• _ЗАДАНИЯ_:
- 1) Перепечатайте без изменений часть отрывка о театре и драме от слов "В играх и в" до слов "один другому фрагменты.".
- 2) Повторите дословно строки записей от самого начала записей до строки с "speck — [438, 1268, 441, 1271]" включительно.

• _ВЫБРАННЫЙ ФРАГМЕНТ_:
Стало быть, для того, чтобы театральный генезис породил явление, содержательно и всесторонне подражающее театральному предмету, должен быть своеобразный переход от жизненного дей­ствования к дотеатральному действу, а от него к драматиче­скому действию. Причем драматическое действие всегда есть художественный образ, но все-таки не абстрактного действова­ния, а чего-то иного, «напоминающего» действие - в театраль­ном предмете мы этот феномен зафиксировали.

Но такой образ, вспомним реальную историю, театр не мог позаимствовать ни у кого из своих предшественников, не мог, если соглашаться с логикой С. В. Владимирова, и самостоя­тельно его сочинить. Он мог получить его в подарок, и, по­хоже, только от драмы, которую нес на своих, тогда рабских, плечах. Именно в драме и только в ней такого рода образ был сформирован и сформулирован как нечто особое, специфиче­ское (и для нее составлявшее цель и смысл).

В играх и в зрелищах таились - кажется, открытые нужным связям - те самые гены, что понадобятся театру, когда он соизволит родиться. Но преобразить дей­ство, поставить взамен его драматическое в перспективе и по существу действие помогла театру драма. Он дал ей место под солнцем, вынес на орхестру, за это она должна была открыть ему, как и чем можно вместе и пронизать и объединить разрозненные, чуждые один другому фрагменты.

А это дело серьезное. Когда театральное зрелище становится зрелищем ролевой игры, преображается, во-первых, сама игра. Ситуация показа, подлинной игре враждебная, делает сценическую игру в тесном смысле драматической - игру неизбежно постигает то самое фундаментальное противоречие условного перевоплощения, о котором шла речь выше. Актриса, играющая роль девочки, играющей в дочки-матери, в отличие от своей героини, одновременно «я» и «не-я», и ее зритель об этом знает. Это значит, что - одновременно же - и зрелище оказывается зрелищем не любой вообще и даже не любой ролевой, но драматической игры, а это, в свою очередь, ставит зрителя в двусмысленное положение, в заведомо противоречивую ситуацию, зрителю нормального зрелища неведомую: его понуждают в один и тот же момент верить тому, что эта актриса есть девочка, играющая с куклой, и не верить в это. И тут не психологический только, а именно художественный феномен.

За многие столетия, сносив немало форм, театр ухитрился не позабыть, как в старину сушили вишню, не потерять ни те части, что подсмотрел в играх и зрелищах, ни тот закон связей, который получил от драмы в награду за беспорочную службу в детстве, ни умение этот закон применять.

• _ПЕРЕЧЕНЬ ЗАПИСЕЙ_:
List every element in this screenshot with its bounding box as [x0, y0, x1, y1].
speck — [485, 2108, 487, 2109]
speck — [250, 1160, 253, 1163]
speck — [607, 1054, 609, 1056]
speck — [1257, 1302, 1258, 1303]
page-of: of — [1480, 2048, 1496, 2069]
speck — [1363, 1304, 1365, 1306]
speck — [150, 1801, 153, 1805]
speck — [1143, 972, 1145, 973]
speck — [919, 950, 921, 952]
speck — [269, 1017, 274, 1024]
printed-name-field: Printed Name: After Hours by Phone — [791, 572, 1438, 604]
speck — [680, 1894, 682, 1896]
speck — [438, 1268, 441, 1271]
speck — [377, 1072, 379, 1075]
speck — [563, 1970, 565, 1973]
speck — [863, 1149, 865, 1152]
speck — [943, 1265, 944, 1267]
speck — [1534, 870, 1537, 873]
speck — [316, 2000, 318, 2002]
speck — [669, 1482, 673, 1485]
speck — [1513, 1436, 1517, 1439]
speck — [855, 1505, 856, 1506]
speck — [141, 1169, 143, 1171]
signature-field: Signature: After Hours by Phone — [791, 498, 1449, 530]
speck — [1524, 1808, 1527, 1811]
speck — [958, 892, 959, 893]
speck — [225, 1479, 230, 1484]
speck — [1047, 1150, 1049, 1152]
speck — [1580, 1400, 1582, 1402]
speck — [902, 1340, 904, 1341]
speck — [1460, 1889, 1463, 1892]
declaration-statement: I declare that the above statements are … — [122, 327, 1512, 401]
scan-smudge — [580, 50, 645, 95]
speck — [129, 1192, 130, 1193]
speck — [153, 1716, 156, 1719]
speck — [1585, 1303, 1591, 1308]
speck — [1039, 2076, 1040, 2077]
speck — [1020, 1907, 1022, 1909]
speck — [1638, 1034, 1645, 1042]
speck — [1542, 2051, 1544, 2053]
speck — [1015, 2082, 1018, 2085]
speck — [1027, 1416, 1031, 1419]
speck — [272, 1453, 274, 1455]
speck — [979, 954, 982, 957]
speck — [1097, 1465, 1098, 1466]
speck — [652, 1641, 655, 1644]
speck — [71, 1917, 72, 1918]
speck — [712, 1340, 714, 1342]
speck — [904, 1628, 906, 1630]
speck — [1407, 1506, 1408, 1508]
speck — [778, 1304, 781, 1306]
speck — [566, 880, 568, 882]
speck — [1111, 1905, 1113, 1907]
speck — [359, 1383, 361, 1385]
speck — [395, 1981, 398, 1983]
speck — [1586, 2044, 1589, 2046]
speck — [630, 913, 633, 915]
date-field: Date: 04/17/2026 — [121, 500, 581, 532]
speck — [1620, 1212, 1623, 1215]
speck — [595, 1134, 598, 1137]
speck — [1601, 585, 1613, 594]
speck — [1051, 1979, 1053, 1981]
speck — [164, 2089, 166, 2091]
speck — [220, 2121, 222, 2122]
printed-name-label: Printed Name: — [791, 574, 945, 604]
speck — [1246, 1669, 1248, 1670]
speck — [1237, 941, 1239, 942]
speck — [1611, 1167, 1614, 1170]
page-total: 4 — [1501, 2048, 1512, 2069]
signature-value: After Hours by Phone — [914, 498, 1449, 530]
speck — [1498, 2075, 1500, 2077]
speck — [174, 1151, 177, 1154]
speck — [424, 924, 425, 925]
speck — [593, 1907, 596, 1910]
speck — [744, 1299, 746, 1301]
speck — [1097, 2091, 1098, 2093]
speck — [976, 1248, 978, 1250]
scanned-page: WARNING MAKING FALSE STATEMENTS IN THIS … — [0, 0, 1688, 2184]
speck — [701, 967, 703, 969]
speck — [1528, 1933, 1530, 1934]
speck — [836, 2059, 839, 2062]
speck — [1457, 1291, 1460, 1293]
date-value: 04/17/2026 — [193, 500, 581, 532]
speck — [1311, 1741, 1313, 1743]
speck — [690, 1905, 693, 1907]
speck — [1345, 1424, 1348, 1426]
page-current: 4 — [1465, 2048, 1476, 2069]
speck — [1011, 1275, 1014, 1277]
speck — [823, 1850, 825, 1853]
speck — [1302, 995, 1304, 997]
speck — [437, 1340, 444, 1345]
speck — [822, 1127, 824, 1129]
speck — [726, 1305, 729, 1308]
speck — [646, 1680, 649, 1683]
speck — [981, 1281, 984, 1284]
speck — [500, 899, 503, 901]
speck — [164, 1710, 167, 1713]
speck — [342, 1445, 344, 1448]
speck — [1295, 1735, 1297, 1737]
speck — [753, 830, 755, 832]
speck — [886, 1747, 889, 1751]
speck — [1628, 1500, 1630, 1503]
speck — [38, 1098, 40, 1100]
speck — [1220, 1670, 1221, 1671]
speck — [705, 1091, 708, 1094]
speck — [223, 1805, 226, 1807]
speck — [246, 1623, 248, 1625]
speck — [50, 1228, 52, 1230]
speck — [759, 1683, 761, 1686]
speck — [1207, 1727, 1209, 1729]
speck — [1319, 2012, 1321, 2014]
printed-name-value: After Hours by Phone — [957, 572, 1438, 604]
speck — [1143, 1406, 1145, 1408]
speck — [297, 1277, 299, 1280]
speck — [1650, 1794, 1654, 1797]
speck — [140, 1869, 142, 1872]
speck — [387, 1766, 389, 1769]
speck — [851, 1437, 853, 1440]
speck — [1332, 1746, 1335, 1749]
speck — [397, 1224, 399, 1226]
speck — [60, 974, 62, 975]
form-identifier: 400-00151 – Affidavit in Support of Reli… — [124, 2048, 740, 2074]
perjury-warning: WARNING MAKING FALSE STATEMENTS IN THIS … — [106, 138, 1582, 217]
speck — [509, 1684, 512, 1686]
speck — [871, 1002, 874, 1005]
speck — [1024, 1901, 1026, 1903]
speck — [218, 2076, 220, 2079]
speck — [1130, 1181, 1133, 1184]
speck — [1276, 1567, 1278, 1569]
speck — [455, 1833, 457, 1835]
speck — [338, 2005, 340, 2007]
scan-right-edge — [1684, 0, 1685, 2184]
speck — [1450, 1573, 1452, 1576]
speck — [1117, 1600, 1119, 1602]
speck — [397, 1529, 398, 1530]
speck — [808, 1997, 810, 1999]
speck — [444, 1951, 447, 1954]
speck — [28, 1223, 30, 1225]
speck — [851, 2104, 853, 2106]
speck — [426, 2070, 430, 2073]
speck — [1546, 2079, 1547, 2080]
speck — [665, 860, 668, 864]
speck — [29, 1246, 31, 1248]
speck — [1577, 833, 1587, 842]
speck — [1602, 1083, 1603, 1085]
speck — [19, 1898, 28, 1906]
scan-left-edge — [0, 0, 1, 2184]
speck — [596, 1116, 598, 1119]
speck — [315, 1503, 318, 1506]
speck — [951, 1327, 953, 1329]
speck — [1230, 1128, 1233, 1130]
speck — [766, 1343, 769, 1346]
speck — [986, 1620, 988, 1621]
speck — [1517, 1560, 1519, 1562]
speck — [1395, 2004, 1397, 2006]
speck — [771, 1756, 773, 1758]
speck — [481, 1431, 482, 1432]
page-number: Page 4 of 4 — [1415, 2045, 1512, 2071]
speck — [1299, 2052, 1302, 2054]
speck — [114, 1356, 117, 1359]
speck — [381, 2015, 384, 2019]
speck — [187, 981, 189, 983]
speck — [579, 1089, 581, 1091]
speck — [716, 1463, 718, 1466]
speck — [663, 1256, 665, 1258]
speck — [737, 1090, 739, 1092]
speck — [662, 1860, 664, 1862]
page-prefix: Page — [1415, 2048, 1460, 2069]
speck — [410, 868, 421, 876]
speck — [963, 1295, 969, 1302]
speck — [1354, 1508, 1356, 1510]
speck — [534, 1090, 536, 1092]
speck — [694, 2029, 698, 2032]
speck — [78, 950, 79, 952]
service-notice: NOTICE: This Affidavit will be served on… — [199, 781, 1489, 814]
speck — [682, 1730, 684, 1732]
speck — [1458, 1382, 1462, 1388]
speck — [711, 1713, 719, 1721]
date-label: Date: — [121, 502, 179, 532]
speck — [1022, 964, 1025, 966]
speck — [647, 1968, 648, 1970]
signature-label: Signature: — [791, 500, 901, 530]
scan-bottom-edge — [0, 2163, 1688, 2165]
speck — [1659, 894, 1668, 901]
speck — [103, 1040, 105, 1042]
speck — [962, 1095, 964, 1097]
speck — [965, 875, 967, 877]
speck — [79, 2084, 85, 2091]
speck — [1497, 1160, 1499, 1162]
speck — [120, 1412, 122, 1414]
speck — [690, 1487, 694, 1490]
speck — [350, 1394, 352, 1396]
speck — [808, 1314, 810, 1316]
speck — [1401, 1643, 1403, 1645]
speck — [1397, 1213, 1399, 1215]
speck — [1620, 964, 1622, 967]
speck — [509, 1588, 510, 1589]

• _РЕЗУЛЬТАТЫ ЗАДАНИЙ_:
- 1)
В играх и в зрелищах таились - кажется, открытые нужным связям - те самые гены, что понадобятся театру, когда он соизволит родиться. Но преобразить дей­ство, поставить взамен его драматическое в перспективе и по существу действие помогла театру драма. Он дал ей место под солнцем, вынес на орхестру, за это она должна была открыть ему, как и чем можно вместе и пронизать и объединить разрозненные, чуждые один другому фрагменты.

- 2)
List every element in this screenshot with its bounding box as [x0, y0, x1, y1].
speck — [485, 2108, 487, 2109]
speck — [250, 1160, 253, 1163]
speck — [607, 1054, 609, 1056]
speck — [1257, 1302, 1258, 1303]
page-of: of — [1480, 2048, 1496, 2069]
speck — [1363, 1304, 1365, 1306]
speck — [150, 1801, 153, 1805]
speck — [1143, 972, 1145, 973]
speck — [919, 950, 921, 952]
speck — [269, 1017, 274, 1024]
printed-name-field: Printed Name: After Hours by Phone — [791, 572, 1438, 604]
speck — [680, 1894, 682, 1896]
speck — [438, 1268, 441, 1271]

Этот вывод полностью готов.